This article is the third in a series about optimization thresholds for grouping and aggregating data. In Part 1 I covered the preordered Stream Aggregate algorithm. In Part 2 I covered the nonpreordered Sort + Stream Aggregate algorithm. In this part I cover the Hash Match (Aggregate) algorithm, which I’ll refer to simply as Hash Aggregate. I also provide a summary and a comparison between the algorithms I cover in Part 1, Part 2, and Part 3.
I’ll use the same sample database called PerformanceV3, which I used in the previous articles in the series. Just make sure that before you run the examples in the article, you first run the following code to drop a couple of unneeded indexes:
DROP INDEX idx_nc_sid_od_cid ON dbo.Orders;
DROP INDEX idx_unc_od_oid_i_cid_eid ON dbo.Orders;
The only two indexes that should be left on this table are idx_cl_od (clustered with orderdate as the key) and PK_Orders (nonclustered with orderid as the key).
Hash Aggregate
The Hash Aggregate algorithm organizes the groups in a hash table based on some internally chosen hash function. Unlike the Stream Aggregate algorithm, it doesn’t need to consume the rows in group order. Consider the following query (we’ll call it Query 1) as an example (forcing a hash aggregate and a serial plan):
SELECT empid, COUNT(*) AS numorders
FROM dbo.Orders
GROUP BY empid
OPTION (HASH GROUP, MAXDOP 1);
Figure 1 shows the plan for Query 1.
Figure 1: Plan for Query 1
The plan scans the rows from the clustered index using an Ordered: False property (scan isn’t required to deliver the rows ordered by the index key). Typically, the optimizer will prefer to scan the narrowest covering index, which in our case happens to be the clustered index. The plan builds a hash table with the grouped columns and the aggregates. Our query requests an INT-typed COUNT aggregate. The plan actually computes it as a BIGINT-typed value, hence the Compute Scalar operator, applying implicit conversion to INT.

Spatial annotation records —
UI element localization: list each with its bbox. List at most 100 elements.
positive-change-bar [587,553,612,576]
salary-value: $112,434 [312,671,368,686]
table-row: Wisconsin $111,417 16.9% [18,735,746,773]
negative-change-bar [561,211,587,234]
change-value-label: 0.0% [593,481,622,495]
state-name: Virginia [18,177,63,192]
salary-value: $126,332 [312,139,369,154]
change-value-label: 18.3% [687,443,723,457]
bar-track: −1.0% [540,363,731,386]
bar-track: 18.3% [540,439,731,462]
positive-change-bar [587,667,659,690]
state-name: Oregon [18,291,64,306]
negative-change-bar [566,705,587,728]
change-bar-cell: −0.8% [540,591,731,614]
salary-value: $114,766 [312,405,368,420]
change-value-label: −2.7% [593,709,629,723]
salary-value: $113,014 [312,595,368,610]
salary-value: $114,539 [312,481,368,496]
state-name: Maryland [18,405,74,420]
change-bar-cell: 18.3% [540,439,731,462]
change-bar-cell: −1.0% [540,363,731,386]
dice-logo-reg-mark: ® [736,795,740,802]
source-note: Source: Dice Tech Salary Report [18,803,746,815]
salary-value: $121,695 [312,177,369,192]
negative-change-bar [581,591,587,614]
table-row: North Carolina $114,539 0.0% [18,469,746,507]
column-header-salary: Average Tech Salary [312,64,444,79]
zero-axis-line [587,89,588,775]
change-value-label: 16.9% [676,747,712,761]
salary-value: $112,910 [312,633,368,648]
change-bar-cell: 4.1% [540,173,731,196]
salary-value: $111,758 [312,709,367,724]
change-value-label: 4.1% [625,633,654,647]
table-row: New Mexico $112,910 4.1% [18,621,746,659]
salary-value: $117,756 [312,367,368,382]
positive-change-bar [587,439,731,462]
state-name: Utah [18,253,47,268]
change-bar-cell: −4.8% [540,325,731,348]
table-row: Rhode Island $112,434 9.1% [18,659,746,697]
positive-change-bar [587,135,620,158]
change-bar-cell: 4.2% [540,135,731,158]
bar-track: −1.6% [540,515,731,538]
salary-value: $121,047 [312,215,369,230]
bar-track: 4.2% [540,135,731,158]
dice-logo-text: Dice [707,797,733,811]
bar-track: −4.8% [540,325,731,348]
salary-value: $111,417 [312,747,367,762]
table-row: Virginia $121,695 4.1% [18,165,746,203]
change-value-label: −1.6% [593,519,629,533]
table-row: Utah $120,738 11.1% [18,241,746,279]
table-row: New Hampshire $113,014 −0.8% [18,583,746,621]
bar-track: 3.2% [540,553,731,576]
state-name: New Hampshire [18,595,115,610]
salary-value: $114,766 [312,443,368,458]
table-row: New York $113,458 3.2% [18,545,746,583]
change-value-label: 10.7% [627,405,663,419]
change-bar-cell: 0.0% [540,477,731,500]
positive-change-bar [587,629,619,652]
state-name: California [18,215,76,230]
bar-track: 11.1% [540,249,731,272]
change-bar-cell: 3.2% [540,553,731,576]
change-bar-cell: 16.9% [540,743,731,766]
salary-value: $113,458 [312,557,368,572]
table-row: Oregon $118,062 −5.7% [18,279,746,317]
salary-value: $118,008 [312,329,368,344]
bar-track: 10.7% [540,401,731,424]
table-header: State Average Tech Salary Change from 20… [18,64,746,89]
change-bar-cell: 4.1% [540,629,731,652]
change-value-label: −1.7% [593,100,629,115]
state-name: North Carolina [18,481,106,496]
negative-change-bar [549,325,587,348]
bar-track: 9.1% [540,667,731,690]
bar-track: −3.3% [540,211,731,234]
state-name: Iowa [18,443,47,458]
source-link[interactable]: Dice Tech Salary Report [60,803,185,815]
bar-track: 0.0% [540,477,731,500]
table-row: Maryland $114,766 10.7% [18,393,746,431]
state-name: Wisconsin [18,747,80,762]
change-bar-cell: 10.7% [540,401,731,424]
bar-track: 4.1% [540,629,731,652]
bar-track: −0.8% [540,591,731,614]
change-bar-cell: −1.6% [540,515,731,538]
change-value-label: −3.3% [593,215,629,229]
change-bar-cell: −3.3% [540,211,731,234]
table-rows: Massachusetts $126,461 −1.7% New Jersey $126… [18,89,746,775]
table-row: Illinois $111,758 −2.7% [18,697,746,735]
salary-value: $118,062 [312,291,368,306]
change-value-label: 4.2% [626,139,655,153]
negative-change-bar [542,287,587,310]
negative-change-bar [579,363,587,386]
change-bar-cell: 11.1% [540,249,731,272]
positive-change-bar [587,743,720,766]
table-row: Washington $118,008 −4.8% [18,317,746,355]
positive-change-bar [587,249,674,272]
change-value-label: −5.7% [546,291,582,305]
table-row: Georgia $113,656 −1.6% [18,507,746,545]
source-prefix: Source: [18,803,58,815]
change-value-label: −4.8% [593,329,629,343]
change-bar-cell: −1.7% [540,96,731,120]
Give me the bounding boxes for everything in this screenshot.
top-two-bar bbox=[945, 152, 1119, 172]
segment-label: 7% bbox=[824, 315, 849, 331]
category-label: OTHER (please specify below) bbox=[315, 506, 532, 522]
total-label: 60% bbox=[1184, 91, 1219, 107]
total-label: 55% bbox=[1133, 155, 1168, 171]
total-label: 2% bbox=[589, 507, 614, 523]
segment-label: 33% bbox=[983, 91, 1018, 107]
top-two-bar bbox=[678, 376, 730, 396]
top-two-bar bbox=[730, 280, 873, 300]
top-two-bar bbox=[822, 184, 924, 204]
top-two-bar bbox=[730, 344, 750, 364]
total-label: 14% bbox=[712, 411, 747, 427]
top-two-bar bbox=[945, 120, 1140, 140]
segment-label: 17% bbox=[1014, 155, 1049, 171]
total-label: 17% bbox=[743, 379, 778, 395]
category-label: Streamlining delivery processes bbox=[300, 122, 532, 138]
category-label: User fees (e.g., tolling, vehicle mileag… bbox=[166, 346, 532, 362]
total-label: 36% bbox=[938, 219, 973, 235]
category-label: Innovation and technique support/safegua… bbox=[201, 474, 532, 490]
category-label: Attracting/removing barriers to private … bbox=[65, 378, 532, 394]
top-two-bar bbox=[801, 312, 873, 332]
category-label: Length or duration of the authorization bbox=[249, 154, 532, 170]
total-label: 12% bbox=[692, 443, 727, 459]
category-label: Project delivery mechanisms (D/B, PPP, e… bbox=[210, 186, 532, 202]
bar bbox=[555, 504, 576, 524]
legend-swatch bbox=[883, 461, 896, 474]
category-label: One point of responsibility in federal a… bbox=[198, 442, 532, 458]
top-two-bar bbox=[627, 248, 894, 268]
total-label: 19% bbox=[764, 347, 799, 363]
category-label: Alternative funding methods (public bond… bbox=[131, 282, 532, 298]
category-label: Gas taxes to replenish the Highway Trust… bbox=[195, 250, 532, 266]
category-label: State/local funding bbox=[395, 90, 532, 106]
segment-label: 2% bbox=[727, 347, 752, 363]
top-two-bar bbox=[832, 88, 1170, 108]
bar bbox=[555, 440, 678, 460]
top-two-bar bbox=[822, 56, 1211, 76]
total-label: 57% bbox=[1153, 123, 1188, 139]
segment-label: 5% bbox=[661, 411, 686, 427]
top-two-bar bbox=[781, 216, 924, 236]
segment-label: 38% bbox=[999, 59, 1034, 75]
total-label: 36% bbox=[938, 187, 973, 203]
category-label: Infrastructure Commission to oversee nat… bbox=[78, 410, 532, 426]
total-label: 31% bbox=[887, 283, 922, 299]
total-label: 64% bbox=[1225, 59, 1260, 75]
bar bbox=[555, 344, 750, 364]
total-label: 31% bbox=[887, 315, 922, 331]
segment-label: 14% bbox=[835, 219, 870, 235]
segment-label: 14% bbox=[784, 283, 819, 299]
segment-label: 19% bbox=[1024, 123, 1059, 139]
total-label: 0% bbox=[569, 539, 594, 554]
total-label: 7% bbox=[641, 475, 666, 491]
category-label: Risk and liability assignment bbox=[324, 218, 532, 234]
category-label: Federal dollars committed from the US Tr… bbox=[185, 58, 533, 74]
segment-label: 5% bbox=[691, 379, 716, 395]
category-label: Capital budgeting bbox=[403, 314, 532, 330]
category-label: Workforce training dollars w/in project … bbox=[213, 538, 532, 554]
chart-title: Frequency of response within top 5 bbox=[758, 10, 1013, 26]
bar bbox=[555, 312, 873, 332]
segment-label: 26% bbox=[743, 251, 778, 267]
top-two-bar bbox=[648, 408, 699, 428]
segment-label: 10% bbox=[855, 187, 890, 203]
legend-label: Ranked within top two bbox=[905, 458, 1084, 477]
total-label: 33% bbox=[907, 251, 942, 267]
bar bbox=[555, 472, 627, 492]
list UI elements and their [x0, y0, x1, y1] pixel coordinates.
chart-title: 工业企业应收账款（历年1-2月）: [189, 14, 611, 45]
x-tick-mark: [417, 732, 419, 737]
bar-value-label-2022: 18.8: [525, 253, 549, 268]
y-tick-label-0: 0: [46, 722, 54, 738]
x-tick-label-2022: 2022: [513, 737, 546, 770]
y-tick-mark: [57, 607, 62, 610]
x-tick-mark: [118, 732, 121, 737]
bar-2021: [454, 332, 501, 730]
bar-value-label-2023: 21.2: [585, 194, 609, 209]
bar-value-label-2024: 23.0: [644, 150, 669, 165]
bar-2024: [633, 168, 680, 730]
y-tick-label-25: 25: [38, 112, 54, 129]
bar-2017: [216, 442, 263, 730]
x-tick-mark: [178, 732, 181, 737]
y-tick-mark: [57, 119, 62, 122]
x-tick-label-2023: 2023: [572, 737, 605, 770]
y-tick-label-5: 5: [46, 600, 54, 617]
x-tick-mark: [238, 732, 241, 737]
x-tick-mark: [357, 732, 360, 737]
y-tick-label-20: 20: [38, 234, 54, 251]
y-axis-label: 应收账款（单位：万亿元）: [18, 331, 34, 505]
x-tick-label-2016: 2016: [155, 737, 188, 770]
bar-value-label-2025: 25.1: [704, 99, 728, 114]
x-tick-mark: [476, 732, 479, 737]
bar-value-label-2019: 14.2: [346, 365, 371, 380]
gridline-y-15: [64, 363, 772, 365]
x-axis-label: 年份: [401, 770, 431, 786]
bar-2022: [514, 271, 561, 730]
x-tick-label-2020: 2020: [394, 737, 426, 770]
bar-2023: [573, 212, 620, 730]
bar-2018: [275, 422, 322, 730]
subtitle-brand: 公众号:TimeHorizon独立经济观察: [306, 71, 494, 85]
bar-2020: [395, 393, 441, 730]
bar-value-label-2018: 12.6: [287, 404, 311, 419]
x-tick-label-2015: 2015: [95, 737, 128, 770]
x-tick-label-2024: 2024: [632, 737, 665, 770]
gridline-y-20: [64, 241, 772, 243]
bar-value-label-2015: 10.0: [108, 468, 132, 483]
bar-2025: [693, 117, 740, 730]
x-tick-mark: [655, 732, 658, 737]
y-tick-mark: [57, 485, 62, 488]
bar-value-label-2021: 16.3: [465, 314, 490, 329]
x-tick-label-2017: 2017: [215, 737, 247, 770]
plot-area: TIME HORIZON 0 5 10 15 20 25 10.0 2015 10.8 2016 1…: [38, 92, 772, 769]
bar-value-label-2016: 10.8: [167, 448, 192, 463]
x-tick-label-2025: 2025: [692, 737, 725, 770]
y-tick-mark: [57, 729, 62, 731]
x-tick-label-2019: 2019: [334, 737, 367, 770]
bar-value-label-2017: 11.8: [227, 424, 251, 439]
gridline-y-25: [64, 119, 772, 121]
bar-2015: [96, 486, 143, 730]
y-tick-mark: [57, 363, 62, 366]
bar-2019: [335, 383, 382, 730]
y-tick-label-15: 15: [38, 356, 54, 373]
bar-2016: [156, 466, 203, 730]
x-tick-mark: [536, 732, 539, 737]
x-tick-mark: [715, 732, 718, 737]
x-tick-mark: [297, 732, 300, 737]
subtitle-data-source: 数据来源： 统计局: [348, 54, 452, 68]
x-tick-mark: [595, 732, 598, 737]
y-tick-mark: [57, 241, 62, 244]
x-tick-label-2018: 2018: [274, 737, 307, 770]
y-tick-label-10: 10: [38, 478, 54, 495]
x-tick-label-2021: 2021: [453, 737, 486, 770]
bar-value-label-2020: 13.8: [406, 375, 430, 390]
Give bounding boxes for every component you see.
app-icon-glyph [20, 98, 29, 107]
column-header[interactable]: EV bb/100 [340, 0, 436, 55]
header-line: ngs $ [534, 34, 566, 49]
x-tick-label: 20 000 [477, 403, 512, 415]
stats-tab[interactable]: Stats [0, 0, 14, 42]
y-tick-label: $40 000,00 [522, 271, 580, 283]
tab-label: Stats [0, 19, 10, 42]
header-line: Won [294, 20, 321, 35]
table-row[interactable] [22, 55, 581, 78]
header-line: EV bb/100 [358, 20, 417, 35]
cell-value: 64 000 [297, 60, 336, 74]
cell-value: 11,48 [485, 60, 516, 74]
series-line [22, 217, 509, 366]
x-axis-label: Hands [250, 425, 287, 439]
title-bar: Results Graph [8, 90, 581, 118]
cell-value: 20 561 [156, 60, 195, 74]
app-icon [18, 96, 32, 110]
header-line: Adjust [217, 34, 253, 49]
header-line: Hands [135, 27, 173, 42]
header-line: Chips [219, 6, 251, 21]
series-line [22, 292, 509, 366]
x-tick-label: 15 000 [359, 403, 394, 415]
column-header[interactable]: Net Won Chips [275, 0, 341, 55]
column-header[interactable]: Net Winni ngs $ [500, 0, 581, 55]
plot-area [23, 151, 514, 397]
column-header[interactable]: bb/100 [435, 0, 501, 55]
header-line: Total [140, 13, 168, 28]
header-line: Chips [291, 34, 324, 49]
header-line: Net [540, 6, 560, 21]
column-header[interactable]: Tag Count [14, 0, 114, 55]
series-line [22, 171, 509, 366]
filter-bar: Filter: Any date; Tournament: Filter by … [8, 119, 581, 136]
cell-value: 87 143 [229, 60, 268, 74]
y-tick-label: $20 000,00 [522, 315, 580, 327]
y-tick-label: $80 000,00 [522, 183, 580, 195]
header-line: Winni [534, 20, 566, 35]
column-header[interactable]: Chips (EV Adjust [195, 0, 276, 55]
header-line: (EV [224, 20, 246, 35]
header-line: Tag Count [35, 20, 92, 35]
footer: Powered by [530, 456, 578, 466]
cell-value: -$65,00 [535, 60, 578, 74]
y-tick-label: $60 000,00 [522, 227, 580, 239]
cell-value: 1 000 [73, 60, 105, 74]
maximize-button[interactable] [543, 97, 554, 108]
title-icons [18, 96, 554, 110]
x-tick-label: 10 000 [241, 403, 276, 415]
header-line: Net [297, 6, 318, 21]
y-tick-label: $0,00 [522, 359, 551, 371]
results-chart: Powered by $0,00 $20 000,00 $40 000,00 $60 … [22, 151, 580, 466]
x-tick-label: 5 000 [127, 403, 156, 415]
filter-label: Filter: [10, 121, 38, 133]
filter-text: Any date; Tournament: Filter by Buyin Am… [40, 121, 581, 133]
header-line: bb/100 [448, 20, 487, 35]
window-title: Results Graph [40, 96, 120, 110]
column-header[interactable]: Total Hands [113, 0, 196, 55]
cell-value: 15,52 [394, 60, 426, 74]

PROBLEM DESCRIPTION — Can you edit the article on aggregation thresholds, starting with "This article is" and going on through "and Part 3.", so that "summary" is replaced by "recap"? These records are separate from the article on aggregation thresholds.

ANSWER TO THE PROBLEM —
This article is the third in a series about optimization thresholds for grouping and aggregating data. In Part 1 I covered the preordered Stream Aggregate algorithm. In Part 2 I covered the nonpreordered Sort + Stream Aggregate algorithm. In this part I cover the Hash Match (Aggregate) algorithm, which I’ll refer to simply as Hash Aggregate. I also provide a recap and a comparison between the algorithms I cover in Part 1, Part 2, and Part 3.